| SUPPLIED RECORDS |
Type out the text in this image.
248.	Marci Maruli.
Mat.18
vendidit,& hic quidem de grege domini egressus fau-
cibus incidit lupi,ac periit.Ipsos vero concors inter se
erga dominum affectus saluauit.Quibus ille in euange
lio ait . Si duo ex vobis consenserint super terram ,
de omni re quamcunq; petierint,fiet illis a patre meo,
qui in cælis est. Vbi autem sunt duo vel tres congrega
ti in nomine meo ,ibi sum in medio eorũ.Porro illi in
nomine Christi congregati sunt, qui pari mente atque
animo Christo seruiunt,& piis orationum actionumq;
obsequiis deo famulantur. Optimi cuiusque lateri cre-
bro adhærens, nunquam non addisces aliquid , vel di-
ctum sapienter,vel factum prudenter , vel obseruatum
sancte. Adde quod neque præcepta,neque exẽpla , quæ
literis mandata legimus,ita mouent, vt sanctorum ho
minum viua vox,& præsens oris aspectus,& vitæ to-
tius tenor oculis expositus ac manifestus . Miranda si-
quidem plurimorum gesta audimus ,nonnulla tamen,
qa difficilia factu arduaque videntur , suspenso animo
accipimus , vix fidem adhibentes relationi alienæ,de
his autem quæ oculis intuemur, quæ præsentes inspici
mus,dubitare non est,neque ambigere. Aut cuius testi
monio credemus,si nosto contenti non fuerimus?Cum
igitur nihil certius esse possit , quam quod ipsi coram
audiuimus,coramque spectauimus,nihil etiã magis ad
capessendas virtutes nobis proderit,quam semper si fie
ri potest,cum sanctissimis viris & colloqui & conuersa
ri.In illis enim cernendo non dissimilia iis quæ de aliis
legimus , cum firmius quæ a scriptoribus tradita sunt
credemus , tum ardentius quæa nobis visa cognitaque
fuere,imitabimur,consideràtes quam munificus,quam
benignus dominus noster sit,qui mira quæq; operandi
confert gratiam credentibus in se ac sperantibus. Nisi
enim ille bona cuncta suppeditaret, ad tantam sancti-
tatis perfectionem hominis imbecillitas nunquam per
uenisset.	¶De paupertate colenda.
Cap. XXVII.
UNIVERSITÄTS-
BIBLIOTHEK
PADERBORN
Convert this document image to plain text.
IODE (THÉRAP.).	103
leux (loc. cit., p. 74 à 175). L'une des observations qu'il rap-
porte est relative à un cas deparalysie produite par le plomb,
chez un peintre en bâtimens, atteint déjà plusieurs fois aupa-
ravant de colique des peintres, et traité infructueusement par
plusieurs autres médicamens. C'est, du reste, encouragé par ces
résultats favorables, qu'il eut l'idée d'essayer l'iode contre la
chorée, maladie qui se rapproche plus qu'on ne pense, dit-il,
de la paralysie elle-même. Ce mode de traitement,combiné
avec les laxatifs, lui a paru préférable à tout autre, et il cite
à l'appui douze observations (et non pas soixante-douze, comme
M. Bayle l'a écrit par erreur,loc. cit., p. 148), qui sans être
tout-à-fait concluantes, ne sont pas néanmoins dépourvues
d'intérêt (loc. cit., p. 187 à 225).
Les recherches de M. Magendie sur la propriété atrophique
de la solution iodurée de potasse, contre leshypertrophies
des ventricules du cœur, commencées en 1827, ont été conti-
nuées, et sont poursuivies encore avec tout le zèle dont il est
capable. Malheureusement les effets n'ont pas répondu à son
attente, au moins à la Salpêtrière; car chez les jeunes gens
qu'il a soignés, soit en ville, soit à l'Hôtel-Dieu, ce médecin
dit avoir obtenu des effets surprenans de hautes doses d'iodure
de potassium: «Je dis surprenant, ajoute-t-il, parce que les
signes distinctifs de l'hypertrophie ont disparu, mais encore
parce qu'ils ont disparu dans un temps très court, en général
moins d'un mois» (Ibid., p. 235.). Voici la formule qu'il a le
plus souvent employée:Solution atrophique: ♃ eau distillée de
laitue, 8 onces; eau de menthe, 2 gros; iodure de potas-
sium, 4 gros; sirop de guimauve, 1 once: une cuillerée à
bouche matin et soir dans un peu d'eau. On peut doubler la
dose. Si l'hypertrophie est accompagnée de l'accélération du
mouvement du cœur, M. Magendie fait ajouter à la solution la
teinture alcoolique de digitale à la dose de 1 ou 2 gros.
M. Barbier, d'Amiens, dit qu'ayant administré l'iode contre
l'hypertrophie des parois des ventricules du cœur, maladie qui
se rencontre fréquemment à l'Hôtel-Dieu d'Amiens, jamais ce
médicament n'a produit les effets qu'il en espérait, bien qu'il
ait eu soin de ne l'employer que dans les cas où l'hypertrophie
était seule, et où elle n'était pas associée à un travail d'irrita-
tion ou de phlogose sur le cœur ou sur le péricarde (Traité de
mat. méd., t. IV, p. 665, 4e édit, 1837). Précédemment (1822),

| TASK TO COMPLETE |
Repeat every record exactly as written, please.

| SOLUTION TO THE EXERCISE |
Type out the text in this image.
248.	Marci Maruli.
Mat.18
vendidit,& hic quidem de grege domini egressus fau-
cibus incidit lupi,ac periit.Ipsos vero concors inter se
erga dominum affectus saluauit.Quibus ille in euange
lio ait . Si duo ex vobis consenserint super terram ,
de omni re quamcunq; petierint,fiet illis a patre meo,
qui in cælis est. Vbi autem sunt duo vel tres congrega
ti in nomine meo ,ibi sum in medio eorũ.Porro illi in
nomine Christi congregati sunt, qui pari mente atque
animo Christo seruiunt,& piis orationum actionumq;
obsequiis deo famulantur. Optimi cuiusque lateri cre-
bro adhærens, nunquam non addisces aliquid , vel di-
ctum sapienter,vel factum prudenter , vel obseruatum
sancte. Adde quod neque præcepta,neque exẽpla , quæ
literis mandata legimus,ita mouent, vt sanctorum ho
minum viua vox,& præsens oris aspectus,& vitæ to-
tius tenor oculis expositus ac manifestus . Miranda si-
quidem plurimorum gesta audimus ,nonnulla tamen,
qa difficilia factu arduaque videntur , suspenso animo
accipimus , vix fidem adhibentes relationi alienæ,de
his autem quæ oculis intuemur, quæ præsentes inspici
mus,dubitare non est,neque ambigere. Aut cuius testi
monio credemus,si nosto contenti non fuerimus?Cum
igitur nihil certius esse possit , quam quod ipsi coram
audiuimus,coramque spectauimus,nihil etiã magis ad
capessendas virtutes nobis proderit,quam semper si fie
ri potest,cum sanctissimis viris & colloqui & conuersa
ri.In illis enim cernendo non dissimilia iis quæ de aliis
legimus , cum firmius quæ a scriptoribus tradita sunt
credemus , tum ardentius quæa nobis visa cognitaque
fuere,imitabimur,consideràtes quam munificus,quam
benignus dominus noster sit,qui mira quæq; operandi
confert gratiam credentibus in se ac sperantibus. Nisi
enim ille bona cuncta suppeditaret, ad tantam sancti-
tatis perfectionem hominis imbecillitas nunquam per
uenisset.	¶De paupertate colenda.
Cap. XXVII.
UNIVERSITÄTS-
BIBLIOTHEK
PADERBORN
Convert this document image to plain text.
IODE (THÉRAP.).	103
leux (loc. cit., p. 74 à 175). L'une des observations qu'il rap-
porte est relative à un cas deparalysie produite par le plomb,
chez un peintre en bâtimens, atteint déjà plusieurs fois aupa-
ravant de colique des peintres, et traité infructueusement par
plusieurs autres médicamens. C'est, du reste, encouragé par ces
résultats favorables, qu'il eut l'idée d'essayer l'iode contre la
chorée, maladie qui se rapproche plus qu'on ne pense, dit-il,
de la paralysie elle-même. Ce mode de traitement,combiné
avec les laxatifs, lui a paru préférable à tout autre, et il cite
à l'appui douze observations (et non pas soixante-douze, comme
M. Bayle l'a écrit par erreur,loc. cit., p. 148), qui sans être
tout-à-fait concluantes, ne sont pas néanmoins dépourvues
d'intérêt (loc. cit., p. 187 à 225).
Les recherches de M. Magendie sur la propriété atrophique
de la solution iodurée de potasse, contre leshypertrophies
des ventricules du cœur, commencées en 1827, ont été conti-
nuées, et sont poursuivies encore avec tout le zèle dont il est
capable. Malheureusement les effets n'ont pas répondu à son
attente, au moins à la Salpêtrière; car chez les jeunes gens
qu'il a soignés, soit en ville, soit à l'Hôtel-Dieu, ce médecin
dit avoir obtenu des effets surprenans de hautes doses d'iodure
de potassium: «Je dis surprenant, ajoute-t-il, parce que les
signes distinctifs de l'hypertrophie ont disparu, mais encore
parce qu'ils ont disparu dans un temps très court, en général
moins d'un mois» (Ibid., p. 235.). Voici la formule qu'il a le
plus souvent employée:Solution atrophique: ♃ eau distillée de
laitue, 8 onces; eau de menthe, 2 gros; iodure de potas-
sium, 4 gros; sirop de guimauve, 1 once: une cuillerée à
bouche matin et soir dans un peu d'eau. On peut doubler la
dose. Si l'hypertrophie est accompagnée de l'accélération du
mouvement du cœur, M. Magendie fait ajouter à la solution la
teinture alcoolique de digitale à la dose de 1 ou 2 gros.
M. Barbier, d'Amiens, dit qu'ayant administré l'iode contre
l'hypertrophie des parois des ventricules du cœur, maladie qui
se rencontre fréquemment à l'Hôtel-Dieu d'Amiens, jamais ce
médicament n'a produit les effets qu'il en espérait, bien qu'il
ait eu soin de ne l'employer que dans les cas où l'hypertrophie
était seule, et où elle n'était pas associée à un travail d'irrita-
tion ou de phlogose sur le cœur ou sur le péricarde (Traité de
mat. méd., t. IV, p. 665, 4e édit, 1837). Précédemment (1822),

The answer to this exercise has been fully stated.